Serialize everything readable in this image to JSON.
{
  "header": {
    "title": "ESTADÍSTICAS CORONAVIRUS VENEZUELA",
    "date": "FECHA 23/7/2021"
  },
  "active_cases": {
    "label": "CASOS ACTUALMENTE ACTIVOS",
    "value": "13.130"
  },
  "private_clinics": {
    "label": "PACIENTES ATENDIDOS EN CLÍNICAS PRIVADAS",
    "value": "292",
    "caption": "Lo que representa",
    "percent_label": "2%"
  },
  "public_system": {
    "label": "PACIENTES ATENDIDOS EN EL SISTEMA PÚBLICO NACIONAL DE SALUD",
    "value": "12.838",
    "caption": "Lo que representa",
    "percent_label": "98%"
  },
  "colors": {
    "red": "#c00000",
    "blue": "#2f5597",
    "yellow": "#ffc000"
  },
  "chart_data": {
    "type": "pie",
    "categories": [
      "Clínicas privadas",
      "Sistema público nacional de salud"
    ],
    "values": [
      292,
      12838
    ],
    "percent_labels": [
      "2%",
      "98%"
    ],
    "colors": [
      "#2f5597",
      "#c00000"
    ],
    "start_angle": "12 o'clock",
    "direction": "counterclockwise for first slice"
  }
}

──────────────────────────────

● **THE TASK**: Transcribe the whole listing above exactly, leaving nothing out.

● **WORKED SOLUTION**:
Serialize everything readable in this image to JSON.
{
  "header": {
    "title": "ESTADÍSTICAS CORONAVIRUS VENEZUELA",
    "date": "FECHA 23/7/2021"
  },
  "active_cases": {
    "label": "CASOS ACTUALMENTE ACTIVOS",
    "value": "13.130"
  },
  "private_clinics": {
    "label": "PACIENTES ATENDIDOS EN CLÍNICAS PRIVADAS",
    "value": "292",
    "caption": "Lo que representa",
    "percent_label": "2%"
  },
  "public_system": {
    "label": "PACIENTES ATENDIDOS EN EL SISTEMA PÚBLICO NACIONAL DE SALUD",
    "value": "12.838",
    "caption": "Lo que representa",
    "percent_label": "98%"
  },
  "colors": {
    "red": "#c00000",
    "blue": "#2f5597",
    "yellow": "#ffc000"
  },
  "chart_data": {
    "type": "pie",
    "categories": [
      "Clínicas privadas",
      "Sistema público nacional de salud"
    ],
    "values": [
      292,
      12838
    ],
    "percent_labels": [
      "2%",
      "98%"
    ],
    "colors": [
      "#2f5597",
      "#c00000"
    ],
    "start_angle": "12 o'clock",
    "direction": "counterclockwise for first slice"
  }
}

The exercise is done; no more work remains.